▸ What the task asks
Please report every line from the material that contains the word "dates".

[Figure content listings]
######

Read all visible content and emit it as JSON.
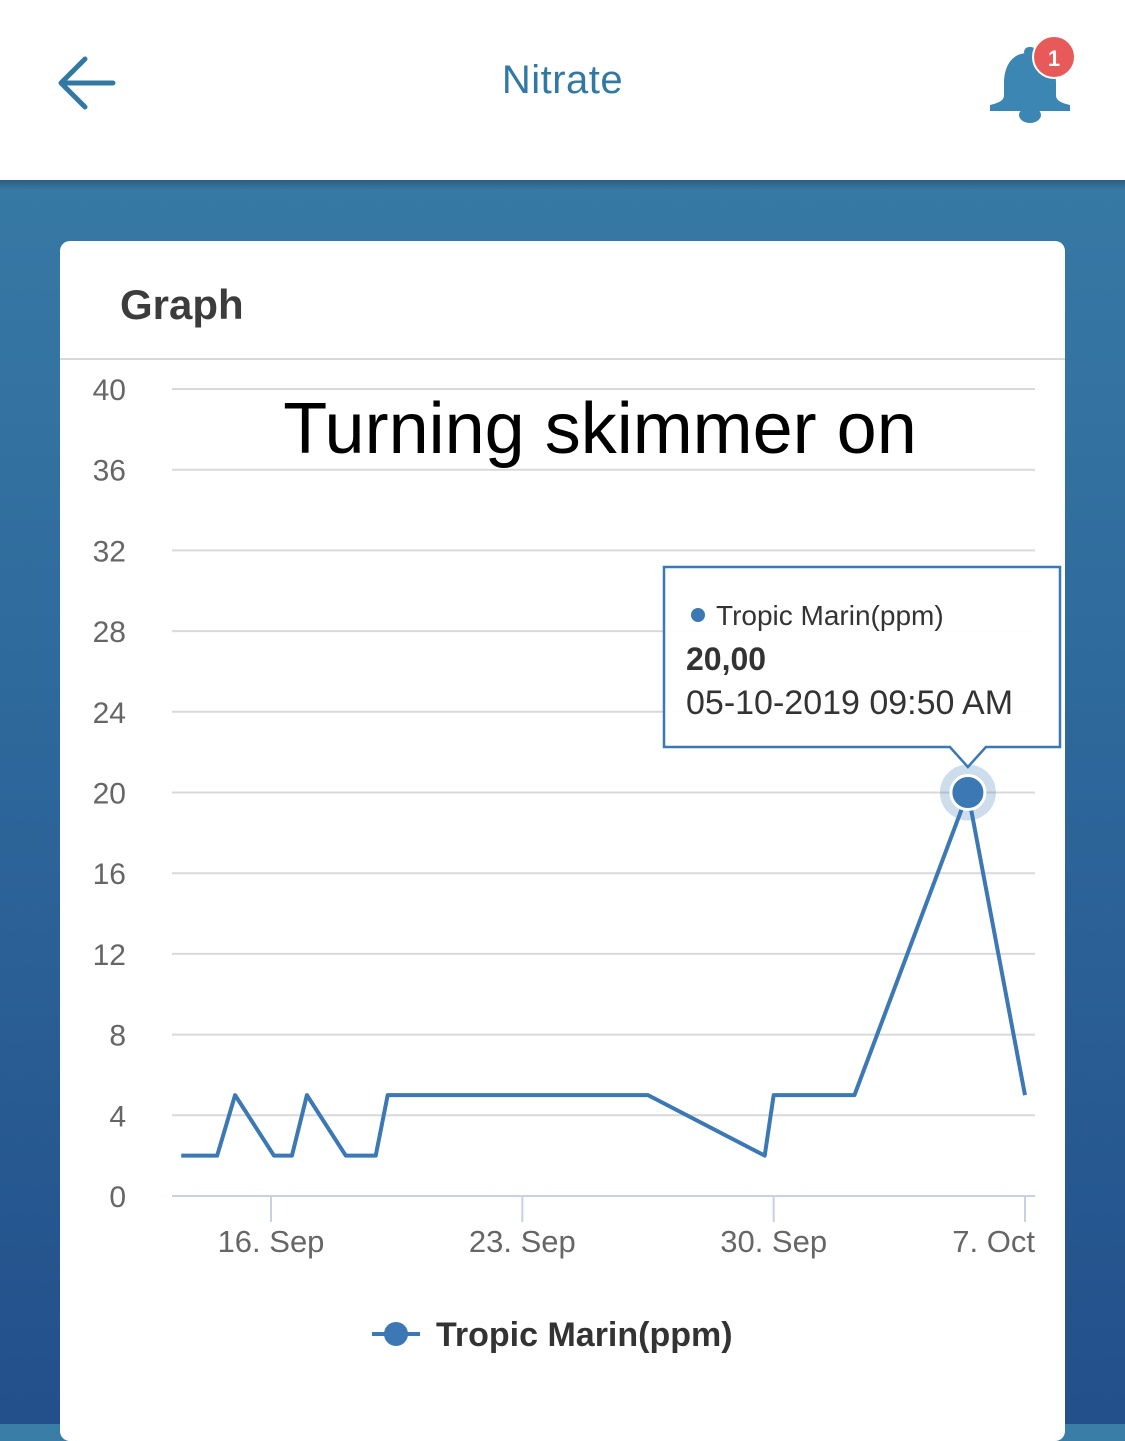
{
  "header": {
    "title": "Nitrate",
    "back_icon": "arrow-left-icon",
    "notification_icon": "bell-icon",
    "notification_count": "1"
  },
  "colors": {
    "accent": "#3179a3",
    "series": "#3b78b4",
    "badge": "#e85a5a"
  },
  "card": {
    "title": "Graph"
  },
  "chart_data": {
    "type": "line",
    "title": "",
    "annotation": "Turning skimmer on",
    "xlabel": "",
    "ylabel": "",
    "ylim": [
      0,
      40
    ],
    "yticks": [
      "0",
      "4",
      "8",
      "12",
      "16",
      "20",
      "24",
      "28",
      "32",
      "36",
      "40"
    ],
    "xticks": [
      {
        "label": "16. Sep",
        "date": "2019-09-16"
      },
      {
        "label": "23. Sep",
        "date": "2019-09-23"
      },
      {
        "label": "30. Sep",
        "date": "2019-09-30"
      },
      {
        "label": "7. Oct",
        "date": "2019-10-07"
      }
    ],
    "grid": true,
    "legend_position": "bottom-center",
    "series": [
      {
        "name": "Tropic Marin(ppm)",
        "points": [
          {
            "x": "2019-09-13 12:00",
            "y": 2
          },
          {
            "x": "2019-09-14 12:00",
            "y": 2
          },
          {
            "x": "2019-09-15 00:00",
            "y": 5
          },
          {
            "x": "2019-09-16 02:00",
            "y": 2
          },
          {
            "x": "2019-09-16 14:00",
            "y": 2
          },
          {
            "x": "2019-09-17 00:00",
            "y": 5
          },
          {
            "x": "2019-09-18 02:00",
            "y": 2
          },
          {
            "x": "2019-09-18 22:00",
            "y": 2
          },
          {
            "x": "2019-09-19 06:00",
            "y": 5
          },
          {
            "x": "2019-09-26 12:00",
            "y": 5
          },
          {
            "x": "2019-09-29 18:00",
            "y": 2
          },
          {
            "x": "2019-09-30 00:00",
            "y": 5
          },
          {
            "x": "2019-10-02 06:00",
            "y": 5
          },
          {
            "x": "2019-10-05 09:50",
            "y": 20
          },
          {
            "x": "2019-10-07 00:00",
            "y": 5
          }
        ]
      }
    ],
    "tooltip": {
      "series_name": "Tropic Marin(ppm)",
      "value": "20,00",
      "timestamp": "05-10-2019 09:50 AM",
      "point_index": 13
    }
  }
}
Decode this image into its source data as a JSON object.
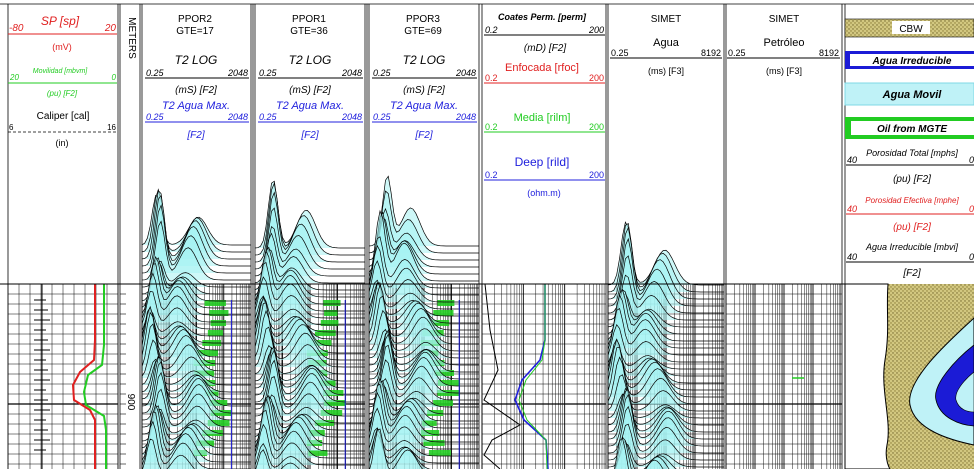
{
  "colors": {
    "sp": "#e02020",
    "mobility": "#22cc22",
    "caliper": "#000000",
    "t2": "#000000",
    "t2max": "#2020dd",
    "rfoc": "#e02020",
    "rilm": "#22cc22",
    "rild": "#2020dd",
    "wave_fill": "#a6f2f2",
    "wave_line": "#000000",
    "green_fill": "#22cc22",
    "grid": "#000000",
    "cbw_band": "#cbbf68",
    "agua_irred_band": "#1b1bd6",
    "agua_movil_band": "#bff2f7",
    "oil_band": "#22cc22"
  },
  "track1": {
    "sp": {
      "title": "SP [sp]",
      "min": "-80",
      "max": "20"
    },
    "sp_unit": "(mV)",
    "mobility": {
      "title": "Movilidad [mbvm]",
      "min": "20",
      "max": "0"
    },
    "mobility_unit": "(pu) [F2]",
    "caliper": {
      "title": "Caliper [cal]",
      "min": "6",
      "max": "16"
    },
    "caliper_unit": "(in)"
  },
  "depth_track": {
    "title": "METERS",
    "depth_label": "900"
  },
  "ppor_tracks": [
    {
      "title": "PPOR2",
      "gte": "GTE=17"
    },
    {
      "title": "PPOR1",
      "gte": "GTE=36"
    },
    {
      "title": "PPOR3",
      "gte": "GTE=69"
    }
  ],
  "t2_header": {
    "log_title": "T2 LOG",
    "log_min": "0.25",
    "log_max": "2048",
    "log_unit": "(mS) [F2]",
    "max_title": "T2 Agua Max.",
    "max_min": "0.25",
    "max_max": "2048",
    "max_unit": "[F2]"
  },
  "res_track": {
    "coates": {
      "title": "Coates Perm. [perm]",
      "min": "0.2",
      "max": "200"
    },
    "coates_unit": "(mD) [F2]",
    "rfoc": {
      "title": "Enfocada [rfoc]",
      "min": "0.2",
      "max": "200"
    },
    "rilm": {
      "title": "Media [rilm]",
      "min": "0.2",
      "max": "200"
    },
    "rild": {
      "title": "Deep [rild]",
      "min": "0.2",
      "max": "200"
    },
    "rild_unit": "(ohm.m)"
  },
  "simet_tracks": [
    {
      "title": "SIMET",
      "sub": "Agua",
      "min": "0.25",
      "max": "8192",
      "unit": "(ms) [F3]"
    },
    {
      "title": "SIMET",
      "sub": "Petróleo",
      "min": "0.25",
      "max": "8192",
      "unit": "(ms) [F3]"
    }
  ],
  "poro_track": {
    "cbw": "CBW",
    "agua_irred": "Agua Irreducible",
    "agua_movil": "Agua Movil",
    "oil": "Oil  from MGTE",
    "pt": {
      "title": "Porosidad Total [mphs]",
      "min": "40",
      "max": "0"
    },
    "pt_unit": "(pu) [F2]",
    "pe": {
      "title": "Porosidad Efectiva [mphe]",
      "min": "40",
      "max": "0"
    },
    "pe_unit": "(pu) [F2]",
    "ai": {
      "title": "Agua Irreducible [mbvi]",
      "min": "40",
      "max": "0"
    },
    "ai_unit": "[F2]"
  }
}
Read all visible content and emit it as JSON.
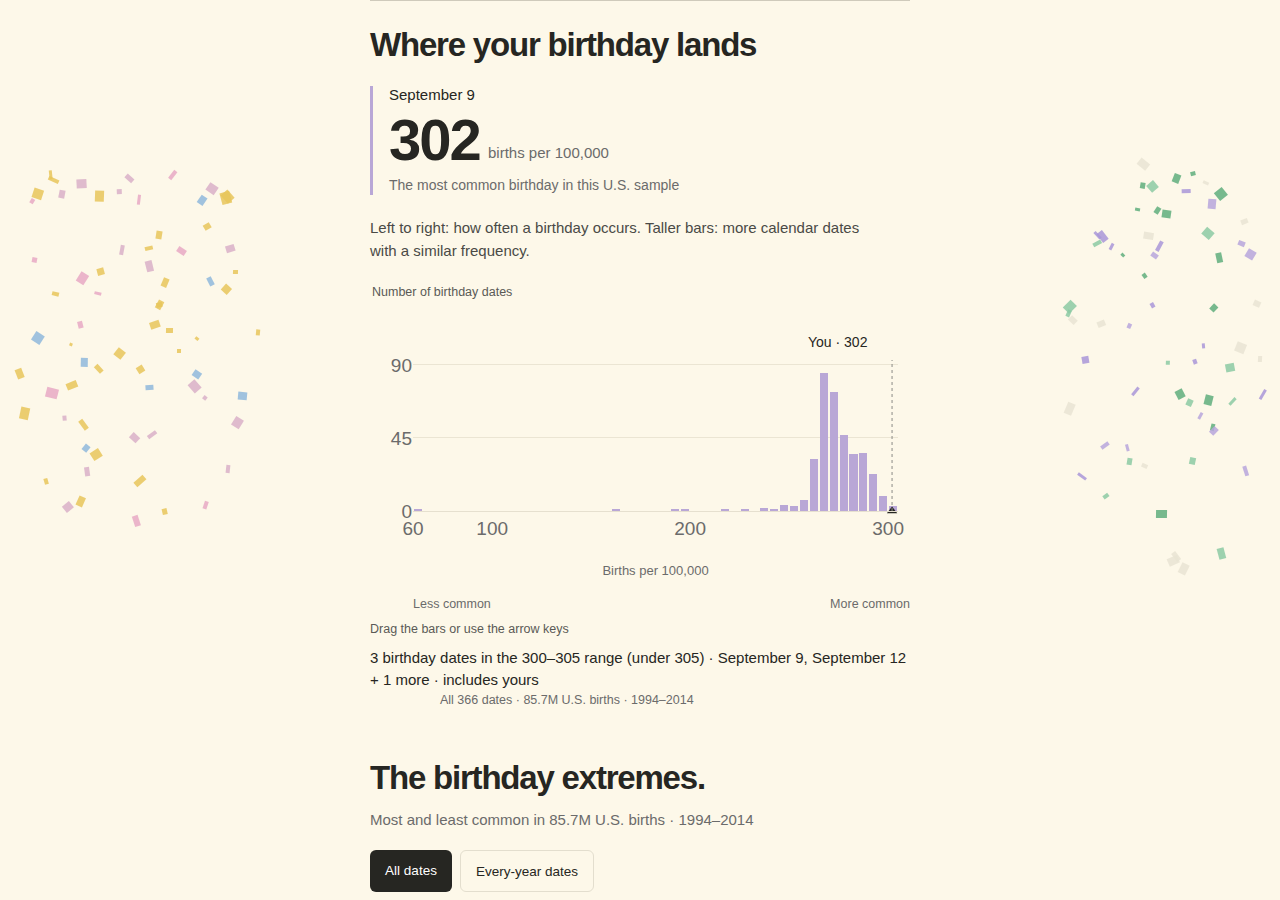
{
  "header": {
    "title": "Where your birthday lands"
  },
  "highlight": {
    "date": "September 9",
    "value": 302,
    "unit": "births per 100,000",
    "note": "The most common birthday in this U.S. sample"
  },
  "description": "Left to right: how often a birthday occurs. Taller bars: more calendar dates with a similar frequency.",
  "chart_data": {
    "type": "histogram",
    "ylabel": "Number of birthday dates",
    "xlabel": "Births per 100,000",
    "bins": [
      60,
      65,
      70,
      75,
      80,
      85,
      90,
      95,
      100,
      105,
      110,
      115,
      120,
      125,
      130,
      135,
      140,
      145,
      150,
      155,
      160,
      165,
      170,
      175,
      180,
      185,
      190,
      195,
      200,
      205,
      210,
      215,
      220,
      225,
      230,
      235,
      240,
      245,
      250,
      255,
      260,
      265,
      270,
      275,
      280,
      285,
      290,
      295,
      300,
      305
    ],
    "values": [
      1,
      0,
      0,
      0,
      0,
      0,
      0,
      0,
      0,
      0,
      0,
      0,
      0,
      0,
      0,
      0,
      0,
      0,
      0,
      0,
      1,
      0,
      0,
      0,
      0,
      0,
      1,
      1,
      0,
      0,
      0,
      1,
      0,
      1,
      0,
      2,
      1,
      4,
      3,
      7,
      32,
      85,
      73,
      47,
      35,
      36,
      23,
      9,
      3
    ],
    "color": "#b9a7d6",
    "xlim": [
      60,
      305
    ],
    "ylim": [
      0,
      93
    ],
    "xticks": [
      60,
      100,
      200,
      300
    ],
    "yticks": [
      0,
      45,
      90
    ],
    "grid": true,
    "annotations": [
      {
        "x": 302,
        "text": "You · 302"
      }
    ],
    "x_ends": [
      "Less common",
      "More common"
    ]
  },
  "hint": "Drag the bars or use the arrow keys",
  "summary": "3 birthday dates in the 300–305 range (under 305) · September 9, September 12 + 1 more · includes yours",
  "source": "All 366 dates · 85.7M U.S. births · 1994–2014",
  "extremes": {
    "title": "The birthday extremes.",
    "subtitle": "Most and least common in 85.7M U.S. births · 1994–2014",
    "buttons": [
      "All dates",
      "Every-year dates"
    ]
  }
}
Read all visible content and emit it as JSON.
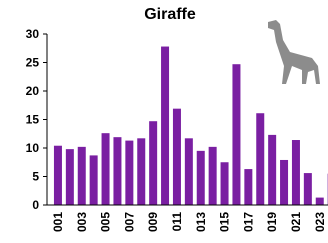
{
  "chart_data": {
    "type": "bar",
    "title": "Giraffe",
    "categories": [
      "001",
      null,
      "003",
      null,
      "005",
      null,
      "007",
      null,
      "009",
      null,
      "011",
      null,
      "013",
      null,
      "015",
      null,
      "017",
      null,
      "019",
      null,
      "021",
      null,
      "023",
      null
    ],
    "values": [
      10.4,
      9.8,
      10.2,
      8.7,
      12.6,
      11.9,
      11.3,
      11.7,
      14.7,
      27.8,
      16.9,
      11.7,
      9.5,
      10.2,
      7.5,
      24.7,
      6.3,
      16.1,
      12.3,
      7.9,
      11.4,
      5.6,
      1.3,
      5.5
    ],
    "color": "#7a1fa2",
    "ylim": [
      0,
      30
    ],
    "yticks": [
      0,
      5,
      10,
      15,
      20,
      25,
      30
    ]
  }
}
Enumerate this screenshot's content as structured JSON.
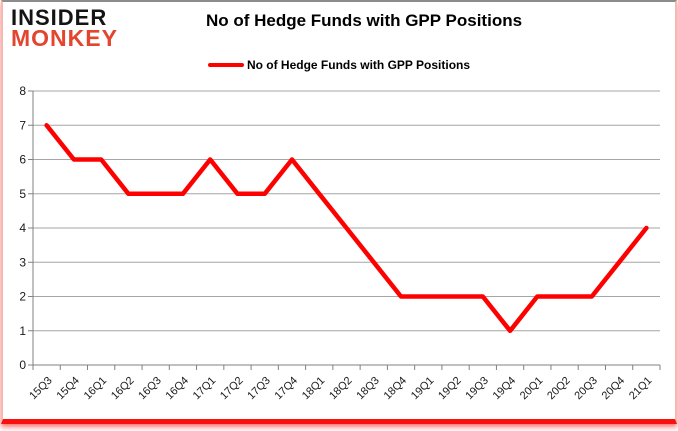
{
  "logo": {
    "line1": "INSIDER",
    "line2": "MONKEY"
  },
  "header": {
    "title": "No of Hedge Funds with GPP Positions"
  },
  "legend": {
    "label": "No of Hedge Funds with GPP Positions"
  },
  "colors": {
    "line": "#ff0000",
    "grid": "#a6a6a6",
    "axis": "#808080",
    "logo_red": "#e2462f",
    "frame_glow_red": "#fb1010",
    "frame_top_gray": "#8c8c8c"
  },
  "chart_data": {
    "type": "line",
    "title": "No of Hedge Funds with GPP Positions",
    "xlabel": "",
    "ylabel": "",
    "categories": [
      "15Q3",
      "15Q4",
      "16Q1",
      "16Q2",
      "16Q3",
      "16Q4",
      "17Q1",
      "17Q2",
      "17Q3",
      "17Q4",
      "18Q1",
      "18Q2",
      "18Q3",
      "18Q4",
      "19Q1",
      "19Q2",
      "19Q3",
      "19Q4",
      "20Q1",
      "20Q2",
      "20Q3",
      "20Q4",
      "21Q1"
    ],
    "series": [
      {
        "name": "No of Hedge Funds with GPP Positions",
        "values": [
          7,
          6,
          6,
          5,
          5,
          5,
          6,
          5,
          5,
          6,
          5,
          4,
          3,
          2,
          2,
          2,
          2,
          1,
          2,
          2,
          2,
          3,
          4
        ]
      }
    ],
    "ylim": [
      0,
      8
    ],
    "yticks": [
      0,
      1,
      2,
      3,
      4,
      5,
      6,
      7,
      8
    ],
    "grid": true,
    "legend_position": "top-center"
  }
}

######

▸ Written reply
  "description": "Left to right: how often a birthday occurs. Taller bars: more calendar dates with a similar frequency.",
    "ylabel": "Number of birthday dates",
  "summary": "3 birthday dates in the 300–305 range (under 305) · September 9, September 12 + 1 more · includes yours",
  "source": "All 366 dates · 85.7M U.S. births · 1994–2014",
      "All dates",
      "Every-year dates"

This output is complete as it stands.